Instructions for the task :: Collect every line of the entries below that contains the string "request", matching case exactly.

Exercise data ::
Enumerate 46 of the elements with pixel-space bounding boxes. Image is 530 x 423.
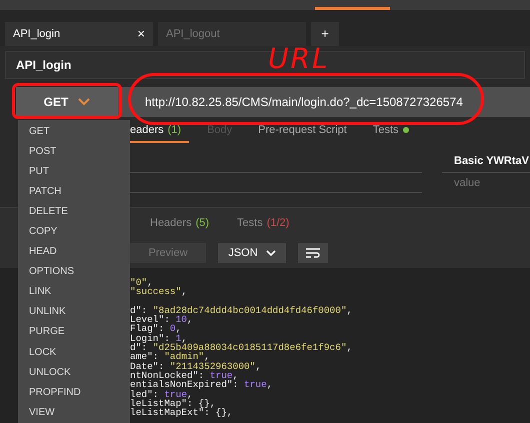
code-line: Flag": 0,	[130, 324, 182, 334]
response-tab[interactable]: Tests (1/2)	[237, 214, 290, 232]
new-tab-button[interactable]: +	[311, 22, 339, 46]
code-line: Date": "2114352963000",	[130, 362, 262, 371]
menu-item[interactable]: PROPFIND	[18, 382, 130, 402]
code-line: entialsNonExpired": true,	[130, 380, 273, 390]
request-tab[interactable]: Pre-request Script	[258, 122, 355, 143]
method-dropdown[interactable]: GET	[16, 87, 118, 117]
menu-item[interactable]: OPTIONS	[18, 262, 130, 282]
code-line: Login": 1,	[130, 334, 188, 344]
code-line: ame": "admin",	[130, 352, 210, 362]
code-line: d": "d25b409a88034c0185117d8e6fe1f9c6",	[130, 343, 352, 352]
annotation-label: URL	[268, 44, 330, 74]
code-line: Level": 10,	[130, 315, 193, 324]
format-dropdown[interactable]: JSON	[218, 243, 286, 263]
code-line: led": true,	[130, 390, 193, 399]
menu-item[interactable]: PURGE	[18, 322, 130, 342]
code-line: leListMapExt": {},	[130, 408, 233, 418]
menu-item[interactable]: UNLOCK	[18, 362, 130, 382]
menu-item[interactable]: DELETE	[18, 201, 130, 222]
code-line: ntNonLocked": true,	[130, 370, 238, 380]
code-line: d": "8ad28dc74ddd4bc0014ddd4fd46f0000",	[130, 306, 352, 316]
response-tab[interactable]: Headers (5)	[150, 214, 210, 232]
menu-item[interactable]: GET	[18, 121, 130, 142]
wrap-button[interactable]	[298, 243, 328, 263]
menu-item[interactable]: VIEW	[18, 402, 130, 422]
menu-item[interactable]: PUT	[18, 161, 130, 182]
menu-item[interactable]: HEAD	[18, 242, 130, 262]
code-line: "0",	[130, 278, 153, 288]
wrap-icon	[305, 248, 321, 258]
header-value[interactable]: Basic YWRtaV	[454, 153, 529, 170]
menu-item[interactable]: UNLINK	[18, 302, 130, 322]
request-tab[interactable]: Tests	[372, 122, 417, 143]
tab[interactable]: API_login ×	[5, 22, 153, 46]
request-name: API_login	[16, 57, 72, 74]
code-line: leListMap": {},	[130, 398, 216, 408]
menu-item[interactable]: POST	[18, 141, 130, 162]
chevron-down-icon	[266, 250, 276, 256]
chevron-down-icon	[78, 98, 90, 106]
menu-item[interactable]: LOCK	[18, 342, 130, 362]
url-field[interactable]: http://10.82.25.85/CMS/main/login.do?_dc=1508727326574	[118, 87, 530, 117]
menu-item[interactable]: LINK	[18, 282, 130, 302]
close-icon[interactable]: ×	[137, 24, 145, 44]
menu-item[interactable]: PATCH	[18, 181, 130, 202]
menu-item[interactable]: COPY	[18, 221, 130, 242]
code-line: "success",	[130, 287, 188, 297]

Response ::
request-tab[interactable]: Pre-request Script	[258, 122, 355, 143]
request-tab[interactable]: Tests	[372, 122, 417, 143]
request-name: API_login	[16, 57, 72, 74]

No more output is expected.